What to do -
Tally the lines in the records underneath that contain the string "type", and state the figure by itself.

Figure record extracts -
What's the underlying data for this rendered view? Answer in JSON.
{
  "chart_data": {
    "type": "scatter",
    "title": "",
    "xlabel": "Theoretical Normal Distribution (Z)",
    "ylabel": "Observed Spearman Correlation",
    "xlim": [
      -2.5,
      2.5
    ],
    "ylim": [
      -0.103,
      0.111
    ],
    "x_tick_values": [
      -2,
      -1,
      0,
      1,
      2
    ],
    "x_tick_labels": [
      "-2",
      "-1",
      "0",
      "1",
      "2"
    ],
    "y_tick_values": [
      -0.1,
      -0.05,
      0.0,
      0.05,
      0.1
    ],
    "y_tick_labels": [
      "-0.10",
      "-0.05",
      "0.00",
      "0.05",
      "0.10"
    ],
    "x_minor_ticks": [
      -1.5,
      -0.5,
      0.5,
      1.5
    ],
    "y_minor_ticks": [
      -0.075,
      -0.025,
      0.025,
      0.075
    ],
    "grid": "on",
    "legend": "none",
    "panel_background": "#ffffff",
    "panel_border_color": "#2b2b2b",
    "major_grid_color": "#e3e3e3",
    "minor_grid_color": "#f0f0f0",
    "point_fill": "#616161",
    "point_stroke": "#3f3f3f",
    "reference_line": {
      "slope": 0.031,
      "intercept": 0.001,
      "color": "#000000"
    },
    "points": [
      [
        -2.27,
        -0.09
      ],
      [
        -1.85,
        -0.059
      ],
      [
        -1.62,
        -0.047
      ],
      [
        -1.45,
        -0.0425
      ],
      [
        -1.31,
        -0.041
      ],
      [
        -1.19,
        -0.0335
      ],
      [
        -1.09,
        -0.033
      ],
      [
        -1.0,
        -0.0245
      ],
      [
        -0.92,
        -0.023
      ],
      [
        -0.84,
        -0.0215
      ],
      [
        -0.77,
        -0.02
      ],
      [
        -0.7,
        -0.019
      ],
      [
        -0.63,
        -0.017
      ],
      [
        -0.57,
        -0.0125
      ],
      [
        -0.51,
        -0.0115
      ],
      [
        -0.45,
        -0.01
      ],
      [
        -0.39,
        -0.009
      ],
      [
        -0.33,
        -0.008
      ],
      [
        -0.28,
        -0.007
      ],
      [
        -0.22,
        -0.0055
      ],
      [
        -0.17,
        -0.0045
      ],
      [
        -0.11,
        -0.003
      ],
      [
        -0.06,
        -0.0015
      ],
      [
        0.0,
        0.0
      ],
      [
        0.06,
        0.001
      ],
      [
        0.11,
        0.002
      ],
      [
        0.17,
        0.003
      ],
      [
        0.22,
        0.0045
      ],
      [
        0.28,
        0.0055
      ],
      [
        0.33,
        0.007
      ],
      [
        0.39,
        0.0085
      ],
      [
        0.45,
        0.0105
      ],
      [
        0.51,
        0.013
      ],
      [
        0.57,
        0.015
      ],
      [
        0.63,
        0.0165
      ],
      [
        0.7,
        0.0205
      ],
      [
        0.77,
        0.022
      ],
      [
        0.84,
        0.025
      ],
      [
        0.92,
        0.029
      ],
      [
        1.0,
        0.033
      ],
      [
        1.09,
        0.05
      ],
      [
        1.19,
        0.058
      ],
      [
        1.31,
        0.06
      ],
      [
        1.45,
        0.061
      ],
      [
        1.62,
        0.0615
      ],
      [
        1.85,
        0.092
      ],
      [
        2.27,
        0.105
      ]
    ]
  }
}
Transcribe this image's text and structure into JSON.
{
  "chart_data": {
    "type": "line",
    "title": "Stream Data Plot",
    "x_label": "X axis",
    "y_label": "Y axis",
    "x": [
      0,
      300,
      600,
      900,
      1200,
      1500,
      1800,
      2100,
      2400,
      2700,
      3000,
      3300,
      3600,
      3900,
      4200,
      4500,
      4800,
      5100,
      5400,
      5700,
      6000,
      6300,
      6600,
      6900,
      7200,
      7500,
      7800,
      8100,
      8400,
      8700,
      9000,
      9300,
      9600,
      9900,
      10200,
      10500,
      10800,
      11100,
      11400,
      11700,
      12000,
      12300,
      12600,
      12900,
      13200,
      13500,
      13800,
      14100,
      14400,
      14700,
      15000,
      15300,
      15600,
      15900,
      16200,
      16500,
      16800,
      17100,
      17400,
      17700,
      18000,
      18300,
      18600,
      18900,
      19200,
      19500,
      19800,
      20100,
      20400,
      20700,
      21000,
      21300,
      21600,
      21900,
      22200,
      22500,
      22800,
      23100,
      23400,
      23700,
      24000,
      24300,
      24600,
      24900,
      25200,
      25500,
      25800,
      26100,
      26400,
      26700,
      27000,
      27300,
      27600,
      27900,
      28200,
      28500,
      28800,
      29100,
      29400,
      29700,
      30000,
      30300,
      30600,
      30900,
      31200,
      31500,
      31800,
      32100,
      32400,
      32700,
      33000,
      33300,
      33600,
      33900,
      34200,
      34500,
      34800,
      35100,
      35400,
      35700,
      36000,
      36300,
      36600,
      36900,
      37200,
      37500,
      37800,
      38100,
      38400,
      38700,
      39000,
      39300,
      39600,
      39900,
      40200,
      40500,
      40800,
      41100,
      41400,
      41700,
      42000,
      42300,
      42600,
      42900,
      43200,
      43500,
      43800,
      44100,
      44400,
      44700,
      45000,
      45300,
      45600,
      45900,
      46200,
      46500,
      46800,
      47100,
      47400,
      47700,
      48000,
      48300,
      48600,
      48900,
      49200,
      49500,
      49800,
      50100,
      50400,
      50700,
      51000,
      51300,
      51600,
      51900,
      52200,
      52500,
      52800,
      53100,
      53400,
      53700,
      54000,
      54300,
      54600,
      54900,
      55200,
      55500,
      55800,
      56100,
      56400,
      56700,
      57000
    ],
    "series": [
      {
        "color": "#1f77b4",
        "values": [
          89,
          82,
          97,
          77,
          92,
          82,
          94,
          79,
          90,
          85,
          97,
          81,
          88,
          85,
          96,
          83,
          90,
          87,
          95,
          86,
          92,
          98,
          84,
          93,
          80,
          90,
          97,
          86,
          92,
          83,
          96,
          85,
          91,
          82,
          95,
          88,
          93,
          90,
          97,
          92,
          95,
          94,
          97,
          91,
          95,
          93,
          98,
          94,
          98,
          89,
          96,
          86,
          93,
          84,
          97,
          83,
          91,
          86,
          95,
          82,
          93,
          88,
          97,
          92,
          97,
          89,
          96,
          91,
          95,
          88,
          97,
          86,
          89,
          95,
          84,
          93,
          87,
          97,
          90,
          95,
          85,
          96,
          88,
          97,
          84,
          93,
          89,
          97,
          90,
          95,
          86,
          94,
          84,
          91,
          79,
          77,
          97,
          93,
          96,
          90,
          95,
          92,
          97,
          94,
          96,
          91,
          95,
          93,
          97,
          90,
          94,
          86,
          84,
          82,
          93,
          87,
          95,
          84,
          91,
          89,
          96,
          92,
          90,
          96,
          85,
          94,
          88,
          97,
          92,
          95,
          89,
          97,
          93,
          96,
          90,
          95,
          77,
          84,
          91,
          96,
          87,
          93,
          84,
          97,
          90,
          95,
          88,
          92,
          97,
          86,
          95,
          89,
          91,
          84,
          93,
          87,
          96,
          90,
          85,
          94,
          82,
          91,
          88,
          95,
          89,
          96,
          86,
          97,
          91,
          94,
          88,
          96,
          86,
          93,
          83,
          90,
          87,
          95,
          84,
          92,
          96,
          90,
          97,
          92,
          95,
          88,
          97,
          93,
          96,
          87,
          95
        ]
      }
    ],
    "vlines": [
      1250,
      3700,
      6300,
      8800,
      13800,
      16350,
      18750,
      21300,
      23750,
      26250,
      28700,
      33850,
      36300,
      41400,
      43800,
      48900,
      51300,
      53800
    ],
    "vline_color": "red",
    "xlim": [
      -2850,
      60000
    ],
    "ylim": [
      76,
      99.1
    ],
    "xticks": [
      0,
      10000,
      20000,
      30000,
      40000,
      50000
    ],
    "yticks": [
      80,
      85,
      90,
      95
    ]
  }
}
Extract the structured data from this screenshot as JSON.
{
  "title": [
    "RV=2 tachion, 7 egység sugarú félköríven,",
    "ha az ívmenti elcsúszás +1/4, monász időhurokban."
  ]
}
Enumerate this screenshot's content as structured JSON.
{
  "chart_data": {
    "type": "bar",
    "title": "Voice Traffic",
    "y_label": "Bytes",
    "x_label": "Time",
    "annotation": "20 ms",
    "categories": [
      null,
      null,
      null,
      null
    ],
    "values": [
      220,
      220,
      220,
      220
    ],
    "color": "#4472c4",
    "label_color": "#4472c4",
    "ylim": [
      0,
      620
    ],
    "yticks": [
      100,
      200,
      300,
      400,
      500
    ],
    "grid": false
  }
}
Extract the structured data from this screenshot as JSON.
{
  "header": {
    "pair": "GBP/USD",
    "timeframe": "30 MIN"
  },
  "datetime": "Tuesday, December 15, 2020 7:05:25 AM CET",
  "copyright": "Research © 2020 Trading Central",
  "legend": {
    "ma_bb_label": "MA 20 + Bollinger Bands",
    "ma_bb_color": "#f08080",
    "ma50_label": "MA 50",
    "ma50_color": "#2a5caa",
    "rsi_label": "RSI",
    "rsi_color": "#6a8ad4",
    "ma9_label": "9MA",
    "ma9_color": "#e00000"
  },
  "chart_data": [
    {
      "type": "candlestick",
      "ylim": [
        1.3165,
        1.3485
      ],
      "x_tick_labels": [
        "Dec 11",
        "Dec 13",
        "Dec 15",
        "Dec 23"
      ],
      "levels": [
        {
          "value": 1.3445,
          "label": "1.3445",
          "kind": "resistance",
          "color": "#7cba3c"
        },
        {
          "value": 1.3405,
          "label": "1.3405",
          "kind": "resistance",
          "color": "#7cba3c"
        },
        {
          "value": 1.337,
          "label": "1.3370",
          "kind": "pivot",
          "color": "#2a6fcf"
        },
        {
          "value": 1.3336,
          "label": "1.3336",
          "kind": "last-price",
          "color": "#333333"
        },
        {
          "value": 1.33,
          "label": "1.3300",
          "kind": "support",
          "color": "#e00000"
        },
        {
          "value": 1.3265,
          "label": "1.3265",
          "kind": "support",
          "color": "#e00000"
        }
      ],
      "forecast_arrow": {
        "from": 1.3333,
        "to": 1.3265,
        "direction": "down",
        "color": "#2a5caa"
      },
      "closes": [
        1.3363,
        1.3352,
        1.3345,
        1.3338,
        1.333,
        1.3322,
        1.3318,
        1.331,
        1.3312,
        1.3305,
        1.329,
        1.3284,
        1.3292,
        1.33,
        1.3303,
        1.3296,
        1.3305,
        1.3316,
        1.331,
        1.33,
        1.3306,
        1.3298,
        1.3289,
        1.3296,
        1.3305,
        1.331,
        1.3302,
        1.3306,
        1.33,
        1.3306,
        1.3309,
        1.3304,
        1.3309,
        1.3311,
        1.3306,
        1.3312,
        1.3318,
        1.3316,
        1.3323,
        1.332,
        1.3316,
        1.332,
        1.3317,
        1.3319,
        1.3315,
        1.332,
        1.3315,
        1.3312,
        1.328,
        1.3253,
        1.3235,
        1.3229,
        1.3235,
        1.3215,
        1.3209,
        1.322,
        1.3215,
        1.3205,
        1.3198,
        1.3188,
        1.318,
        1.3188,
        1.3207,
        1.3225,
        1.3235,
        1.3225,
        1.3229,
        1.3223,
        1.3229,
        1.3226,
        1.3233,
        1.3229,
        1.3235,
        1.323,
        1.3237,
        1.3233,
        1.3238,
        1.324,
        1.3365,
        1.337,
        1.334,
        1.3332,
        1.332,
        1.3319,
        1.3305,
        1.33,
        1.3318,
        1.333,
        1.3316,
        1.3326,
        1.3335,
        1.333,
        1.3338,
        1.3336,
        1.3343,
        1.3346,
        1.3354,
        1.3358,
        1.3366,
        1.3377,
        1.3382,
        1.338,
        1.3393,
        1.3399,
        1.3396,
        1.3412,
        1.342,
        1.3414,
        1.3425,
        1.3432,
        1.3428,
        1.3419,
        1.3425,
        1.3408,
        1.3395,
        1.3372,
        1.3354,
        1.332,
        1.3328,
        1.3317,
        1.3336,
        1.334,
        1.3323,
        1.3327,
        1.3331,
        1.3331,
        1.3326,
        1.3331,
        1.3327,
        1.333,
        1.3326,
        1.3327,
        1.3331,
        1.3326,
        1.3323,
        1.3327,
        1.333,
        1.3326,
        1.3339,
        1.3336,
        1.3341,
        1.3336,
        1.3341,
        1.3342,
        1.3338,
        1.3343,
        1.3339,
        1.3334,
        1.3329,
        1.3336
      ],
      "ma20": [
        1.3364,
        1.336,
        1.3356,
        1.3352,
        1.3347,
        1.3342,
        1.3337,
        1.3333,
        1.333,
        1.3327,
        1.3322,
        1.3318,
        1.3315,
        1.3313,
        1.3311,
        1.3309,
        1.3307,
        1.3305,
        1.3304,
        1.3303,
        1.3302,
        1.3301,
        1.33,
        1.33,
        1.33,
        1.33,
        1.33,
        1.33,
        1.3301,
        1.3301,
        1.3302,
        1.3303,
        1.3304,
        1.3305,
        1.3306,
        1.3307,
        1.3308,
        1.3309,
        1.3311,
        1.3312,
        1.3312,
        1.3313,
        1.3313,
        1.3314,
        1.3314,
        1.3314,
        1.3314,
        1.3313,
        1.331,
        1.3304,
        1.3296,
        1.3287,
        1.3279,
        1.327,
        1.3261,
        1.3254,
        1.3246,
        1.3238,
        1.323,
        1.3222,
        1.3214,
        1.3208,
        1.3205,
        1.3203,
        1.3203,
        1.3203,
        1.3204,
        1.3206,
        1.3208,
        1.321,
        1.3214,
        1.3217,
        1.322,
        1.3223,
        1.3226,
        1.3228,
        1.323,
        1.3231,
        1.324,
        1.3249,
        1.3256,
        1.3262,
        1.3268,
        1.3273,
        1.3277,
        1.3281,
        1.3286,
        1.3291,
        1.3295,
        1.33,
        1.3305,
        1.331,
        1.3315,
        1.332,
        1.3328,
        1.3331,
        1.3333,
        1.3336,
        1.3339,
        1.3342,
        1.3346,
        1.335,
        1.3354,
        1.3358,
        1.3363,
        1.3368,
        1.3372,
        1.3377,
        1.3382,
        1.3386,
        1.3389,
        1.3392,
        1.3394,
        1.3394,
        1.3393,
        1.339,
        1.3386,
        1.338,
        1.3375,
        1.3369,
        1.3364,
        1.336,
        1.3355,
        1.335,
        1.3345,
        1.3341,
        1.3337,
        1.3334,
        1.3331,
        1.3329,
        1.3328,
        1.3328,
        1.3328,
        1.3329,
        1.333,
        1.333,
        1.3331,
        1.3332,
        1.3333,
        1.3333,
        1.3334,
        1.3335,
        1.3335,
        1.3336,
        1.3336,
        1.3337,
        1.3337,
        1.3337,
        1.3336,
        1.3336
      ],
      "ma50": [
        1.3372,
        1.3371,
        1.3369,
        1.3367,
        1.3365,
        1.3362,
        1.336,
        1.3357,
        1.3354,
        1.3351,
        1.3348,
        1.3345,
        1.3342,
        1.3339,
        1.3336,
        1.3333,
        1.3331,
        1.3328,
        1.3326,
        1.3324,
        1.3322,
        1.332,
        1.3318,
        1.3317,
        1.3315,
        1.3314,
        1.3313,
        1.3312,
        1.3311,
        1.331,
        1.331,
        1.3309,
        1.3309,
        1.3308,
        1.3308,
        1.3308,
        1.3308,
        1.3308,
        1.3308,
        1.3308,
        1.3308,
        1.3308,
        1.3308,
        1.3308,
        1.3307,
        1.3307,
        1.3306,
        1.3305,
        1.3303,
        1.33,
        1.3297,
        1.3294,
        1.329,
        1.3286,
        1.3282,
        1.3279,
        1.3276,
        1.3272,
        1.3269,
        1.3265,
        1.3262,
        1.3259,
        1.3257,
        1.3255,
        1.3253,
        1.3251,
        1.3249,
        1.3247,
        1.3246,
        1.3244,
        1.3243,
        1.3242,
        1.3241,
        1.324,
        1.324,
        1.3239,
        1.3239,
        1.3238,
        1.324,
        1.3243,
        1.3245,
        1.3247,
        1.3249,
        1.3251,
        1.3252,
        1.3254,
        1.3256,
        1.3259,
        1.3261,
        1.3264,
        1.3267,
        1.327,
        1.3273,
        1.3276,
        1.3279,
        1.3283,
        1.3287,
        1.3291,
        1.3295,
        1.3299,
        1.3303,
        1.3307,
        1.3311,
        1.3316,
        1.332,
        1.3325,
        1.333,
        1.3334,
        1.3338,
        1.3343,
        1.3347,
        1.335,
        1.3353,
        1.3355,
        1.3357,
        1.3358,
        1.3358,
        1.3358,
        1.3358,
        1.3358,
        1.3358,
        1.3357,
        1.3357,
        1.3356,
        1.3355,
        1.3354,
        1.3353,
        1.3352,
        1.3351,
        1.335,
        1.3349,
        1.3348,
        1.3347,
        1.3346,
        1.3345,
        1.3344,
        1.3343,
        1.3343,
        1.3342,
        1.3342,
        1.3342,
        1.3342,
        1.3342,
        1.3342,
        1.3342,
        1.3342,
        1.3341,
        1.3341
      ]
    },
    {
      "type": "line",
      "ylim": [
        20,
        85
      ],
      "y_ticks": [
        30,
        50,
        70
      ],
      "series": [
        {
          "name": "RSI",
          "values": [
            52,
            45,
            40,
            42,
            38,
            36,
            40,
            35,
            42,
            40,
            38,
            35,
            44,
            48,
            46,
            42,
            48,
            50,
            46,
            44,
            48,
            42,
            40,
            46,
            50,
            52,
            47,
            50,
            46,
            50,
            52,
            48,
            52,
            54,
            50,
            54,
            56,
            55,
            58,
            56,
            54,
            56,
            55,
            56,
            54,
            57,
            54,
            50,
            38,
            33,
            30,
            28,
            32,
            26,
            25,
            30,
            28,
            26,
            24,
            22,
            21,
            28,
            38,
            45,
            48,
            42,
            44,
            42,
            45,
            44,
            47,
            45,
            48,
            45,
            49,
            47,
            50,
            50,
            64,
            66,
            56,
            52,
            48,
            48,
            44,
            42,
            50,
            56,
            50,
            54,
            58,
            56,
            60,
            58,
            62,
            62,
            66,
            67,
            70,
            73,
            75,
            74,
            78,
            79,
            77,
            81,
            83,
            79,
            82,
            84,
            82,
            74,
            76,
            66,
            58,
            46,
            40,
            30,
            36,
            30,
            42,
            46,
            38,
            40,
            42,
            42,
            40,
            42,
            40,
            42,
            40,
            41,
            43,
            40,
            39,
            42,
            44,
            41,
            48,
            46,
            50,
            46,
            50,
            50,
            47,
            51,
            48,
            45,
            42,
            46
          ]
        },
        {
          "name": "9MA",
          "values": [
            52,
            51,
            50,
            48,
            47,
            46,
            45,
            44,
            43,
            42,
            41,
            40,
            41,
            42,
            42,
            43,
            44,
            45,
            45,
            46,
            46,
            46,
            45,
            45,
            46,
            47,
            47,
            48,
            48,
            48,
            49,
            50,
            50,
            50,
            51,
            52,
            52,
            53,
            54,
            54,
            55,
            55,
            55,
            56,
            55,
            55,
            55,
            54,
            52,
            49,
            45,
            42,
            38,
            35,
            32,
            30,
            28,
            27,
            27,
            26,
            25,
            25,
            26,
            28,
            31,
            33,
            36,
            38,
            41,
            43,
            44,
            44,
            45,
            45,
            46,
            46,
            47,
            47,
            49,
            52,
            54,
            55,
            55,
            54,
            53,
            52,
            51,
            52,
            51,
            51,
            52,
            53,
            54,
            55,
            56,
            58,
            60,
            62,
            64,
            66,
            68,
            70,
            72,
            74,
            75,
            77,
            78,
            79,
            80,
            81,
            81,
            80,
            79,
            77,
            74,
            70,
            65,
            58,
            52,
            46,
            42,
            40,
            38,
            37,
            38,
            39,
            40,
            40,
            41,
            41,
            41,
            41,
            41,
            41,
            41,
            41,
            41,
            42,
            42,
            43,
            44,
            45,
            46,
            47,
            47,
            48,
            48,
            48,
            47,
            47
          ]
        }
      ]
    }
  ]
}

Exercise answer -
5